**Directions for this task**
Copy out the entries exactly, from the first line to the last.

**Record list**

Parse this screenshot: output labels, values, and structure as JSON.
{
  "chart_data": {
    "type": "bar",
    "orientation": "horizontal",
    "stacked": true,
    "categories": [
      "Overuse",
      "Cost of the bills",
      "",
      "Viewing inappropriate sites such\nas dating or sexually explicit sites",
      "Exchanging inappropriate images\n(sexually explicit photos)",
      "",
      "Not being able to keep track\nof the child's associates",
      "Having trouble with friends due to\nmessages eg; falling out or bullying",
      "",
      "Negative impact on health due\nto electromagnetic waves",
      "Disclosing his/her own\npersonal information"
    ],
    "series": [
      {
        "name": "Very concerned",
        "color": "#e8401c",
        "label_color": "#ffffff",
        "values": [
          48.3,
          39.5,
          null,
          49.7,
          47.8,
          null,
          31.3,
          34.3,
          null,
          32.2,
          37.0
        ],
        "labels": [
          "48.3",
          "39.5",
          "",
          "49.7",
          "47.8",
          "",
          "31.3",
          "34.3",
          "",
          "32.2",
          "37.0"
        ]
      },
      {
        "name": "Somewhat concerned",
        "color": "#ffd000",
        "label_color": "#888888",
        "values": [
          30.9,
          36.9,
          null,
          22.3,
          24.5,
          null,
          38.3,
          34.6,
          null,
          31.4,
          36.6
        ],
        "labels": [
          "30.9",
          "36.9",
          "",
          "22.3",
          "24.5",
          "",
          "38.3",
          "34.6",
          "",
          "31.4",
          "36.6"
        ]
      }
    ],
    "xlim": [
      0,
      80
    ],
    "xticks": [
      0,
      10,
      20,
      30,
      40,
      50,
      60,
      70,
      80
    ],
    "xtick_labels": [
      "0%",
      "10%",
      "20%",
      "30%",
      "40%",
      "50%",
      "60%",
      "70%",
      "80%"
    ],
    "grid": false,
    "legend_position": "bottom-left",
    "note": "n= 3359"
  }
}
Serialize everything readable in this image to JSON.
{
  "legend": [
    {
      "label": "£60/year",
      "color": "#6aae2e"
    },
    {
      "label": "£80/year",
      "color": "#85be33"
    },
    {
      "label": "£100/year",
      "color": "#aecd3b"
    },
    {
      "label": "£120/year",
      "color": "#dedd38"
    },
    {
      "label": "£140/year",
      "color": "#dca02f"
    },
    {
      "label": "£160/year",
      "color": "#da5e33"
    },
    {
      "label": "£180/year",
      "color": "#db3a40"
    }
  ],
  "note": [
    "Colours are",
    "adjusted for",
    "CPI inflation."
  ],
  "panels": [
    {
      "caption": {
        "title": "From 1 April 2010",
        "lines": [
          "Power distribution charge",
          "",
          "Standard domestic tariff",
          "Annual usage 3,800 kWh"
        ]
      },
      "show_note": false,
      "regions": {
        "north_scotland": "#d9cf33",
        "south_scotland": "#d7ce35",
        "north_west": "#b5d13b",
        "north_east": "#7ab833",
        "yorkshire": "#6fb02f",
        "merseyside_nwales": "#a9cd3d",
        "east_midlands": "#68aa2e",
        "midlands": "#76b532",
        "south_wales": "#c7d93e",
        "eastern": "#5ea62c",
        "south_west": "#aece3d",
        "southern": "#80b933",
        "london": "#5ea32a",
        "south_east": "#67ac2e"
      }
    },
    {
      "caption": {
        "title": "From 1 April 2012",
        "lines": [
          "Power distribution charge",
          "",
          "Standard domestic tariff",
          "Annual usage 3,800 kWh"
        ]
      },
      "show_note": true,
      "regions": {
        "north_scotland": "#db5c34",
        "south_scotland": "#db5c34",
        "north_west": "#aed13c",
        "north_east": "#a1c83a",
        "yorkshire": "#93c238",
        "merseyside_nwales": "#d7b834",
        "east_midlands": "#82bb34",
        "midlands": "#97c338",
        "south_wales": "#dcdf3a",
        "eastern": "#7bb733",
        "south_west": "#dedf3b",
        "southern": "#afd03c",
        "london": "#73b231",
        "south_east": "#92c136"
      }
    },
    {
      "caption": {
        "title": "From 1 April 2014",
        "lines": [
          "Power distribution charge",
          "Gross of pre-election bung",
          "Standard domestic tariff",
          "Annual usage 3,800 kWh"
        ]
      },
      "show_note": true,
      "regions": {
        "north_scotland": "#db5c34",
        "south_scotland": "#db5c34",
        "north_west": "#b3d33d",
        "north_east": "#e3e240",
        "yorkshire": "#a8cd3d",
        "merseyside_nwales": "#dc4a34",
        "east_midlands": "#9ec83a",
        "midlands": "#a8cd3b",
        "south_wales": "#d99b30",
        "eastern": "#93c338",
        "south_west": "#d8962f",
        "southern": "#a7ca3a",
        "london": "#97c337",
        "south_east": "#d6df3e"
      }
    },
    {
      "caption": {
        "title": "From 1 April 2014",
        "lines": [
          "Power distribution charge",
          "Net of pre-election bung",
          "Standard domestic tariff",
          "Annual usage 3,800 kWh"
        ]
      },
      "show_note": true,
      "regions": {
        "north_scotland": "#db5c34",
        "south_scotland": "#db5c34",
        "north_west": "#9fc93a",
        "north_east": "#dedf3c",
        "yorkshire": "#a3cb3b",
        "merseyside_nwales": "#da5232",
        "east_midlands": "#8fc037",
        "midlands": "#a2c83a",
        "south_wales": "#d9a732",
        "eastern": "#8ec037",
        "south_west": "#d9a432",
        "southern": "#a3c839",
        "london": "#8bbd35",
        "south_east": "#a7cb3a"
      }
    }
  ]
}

**Finished exercise**
Parse this screenshot: output labels, values, and structure as JSON.
{
  "chart_data": {
    "type": "bar",
    "orientation": "horizontal",
    "stacked": true,
    "categories": [
      "Overuse",
      "Cost of the bills",
      "",
      "Viewing inappropriate sites such\nas dating or sexually explicit sites",
      "Exchanging inappropriate images\n(sexually explicit photos)",
      "",
      "Not being able to keep track\nof the child's associates",
      "Having trouble with friends due to\nmessages eg; falling out or bullying",
      "",
      "Negative impact on health due\nto electromagnetic waves",
      "Disclosing his/her own\npersonal information"
    ],
    "series": [
      {
        "name": "Very concerned",
        "color": "#e8401c",
        "label_color": "#ffffff",
        "values": [
          48.3,
          39.5,
          null,
          49.7,
          47.8,
          null,
          31.3,
          34.3,
          null,
          32.2,
          37.0
        ],
        "labels": [
          "48.3",
          "39.5",
          "",
          "49.7",
          "47.8",
          "",
          "31.3",
          "34.3",
          "",
          "32.2",
          "37.0"
        ]
      },
      {
        "name": "Somewhat concerned",
        "color": "#ffd000",
        "label_color": "#888888",
        "values": [
          30.9,
          36.9,
          null,
          22.3,
          24.5,
          null,
          38.3,
          34.6,
          null,
          31.4,
          36.6
        ],
        "labels": [
          "30.9",
          "36.9",
          "",
          "22.3",
          "24.5",
          "",
          "38.3",
          "34.6",
          "",
          "31.4",
          "36.6"
        ]
      }
    ],
    "xlim": [
      0,
      80
    ],
    "xticks": [
      0,
      10,
      20,
      30,
      40,
      50,
      60,
      70,
      80
    ],
    "xtick_labels": [
      "0%",
      "10%",
      "20%",
      "30%",
      "40%",
      "50%",
      "60%",
      "70%",
      "80%"
    ],
    "grid": false,
    "legend_position": "bottom-left",
    "note": "n= 3359"
  }
}
Serialize everything readable in this image to JSON.
{
  "legend": [
    {
      "label": "£60/year",
      "color": "#6aae2e"
    },
    {
      "label": "£80/year",
      "color": "#85be33"
    },
    {
      "label": "£100/year",
      "color": "#aecd3b"
    },
    {
      "label": "£120/year",
      "color": "#dedd38"
    },
    {
      "label": "£140/year",
      "color": "#dca02f"
    },
    {
      "label": "£160/year",
      "color": "#da5e33"
    },
    {
      "label": "£180/year",
      "color": "#db3a40"
    }
  ],
  "note": [
    "Colours are",
    "adjusted for",
    "CPI inflation."
  ],
  "panels": [
    {
      "caption": {
        "title": "From 1 April 2010",
        "lines": [
          "Power distribution charge",
          "",
          "Standard domestic tariff",
          "Annual usage 3,800 kWh"
        ]
      },
      "show_note": false,
      "regions": {
        "north_scotland": "#d9cf33",
        "south_scotland": "#d7ce35",
        "north_west": "#b5d13b",
        "north_east": "#7ab833",
        "yorkshire": "#6fb02f",
        "merseyside_nwales": "#a9cd3d",
        "east_midlands": "#68aa2e",
        "midlands": "#76b532",
        "south_wales": "#c7d93e",
        "eastern": "#5ea62c",
        "south_west": "#aece3d",
        "southern": "#80b933",
        "london": "#5ea32a",
        "south_east": "#67ac2e"
      }
    },
    {
      "caption": {
        "title": "From 1 April 2012",
        "lines": [
          "Power distribution charge",
          "",
          "Standard domestic tariff",
          "Annual usage 3,800 kWh"
        ]
      },
      "show_note": true,
      "regions": {
        "north_scotland": "#db5c34",
        "south_scotland": "#db5c34",
        "north_west": "#aed13c",
        "north_east": "#a1c83a",
        "yorkshire": "#93c238",
        "merseyside_nwales": "#d7b834",
        "east_midlands": "#82bb34",
        "midlands": "#97c338",
        "south_wales": "#dcdf3a",
        "eastern": "#7bb733",
        "south_west": "#dedf3b",
        "southern": "#afd03c",
        "london": "#73b231",
        "south_east": "#92c136"
      }
    },
    {
      "caption": {
        "title": "From 1 April 2014",
        "lines": [
          "Power distribution charge",
          "Gross of pre-election bung",
          "Standard domestic tariff",
          "Annual usage 3,800 kWh"
        ]
      },
      "show_note": true,
      "regions": {
        "north_scotland": "#db5c34",
        "south_scotland": "#db5c34",
        "north_west": "#b3d33d",
        "north_east": "#e3e240",
        "yorkshire": "#a8cd3d",
        "merseyside_nwales": "#dc4a34",
        "east_midlands": "#9ec83a",
        "midlands": "#a8cd3b",
        "south_wales": "#d99b30",
        "eastern": "#93c338",
        "south_west": "#d8962f",
        "southern": "#a7ca3a",
        "london": "#97c337",
        "south_east": "#d6df3e"
      }
    },
    {
      "caption": {
        "title": "From 1 April 2014",
        "lines": [
          "Power distribution charge",
          "Net of pre-election bung",
          "Standard domestic tariff",
          "Annual usage 3,800 kWh"
        ]
      },
      "show_note": true,
      "regions": {
        "north_scotland": "#db5c34",
        "south_scotland": "#db5c34",
        "north_west": "#9fc93a",
        "north_east": "#dedf3c",
        "yorkshire": "#a3cb3b",
        "merseyside_nwales": "#da5232",
        "east_midlands": "#8fc037",
        "midlands": "#a2c83a",
        "south_wales": "#d9a732",
        "eastern": "#8ec037",
        "south_west": "#d9a432",
        "southern": "#a3c839",
        "london": "#8bbd35",
        "south_east": "#a7cb3a"
      }
    }
  ]
}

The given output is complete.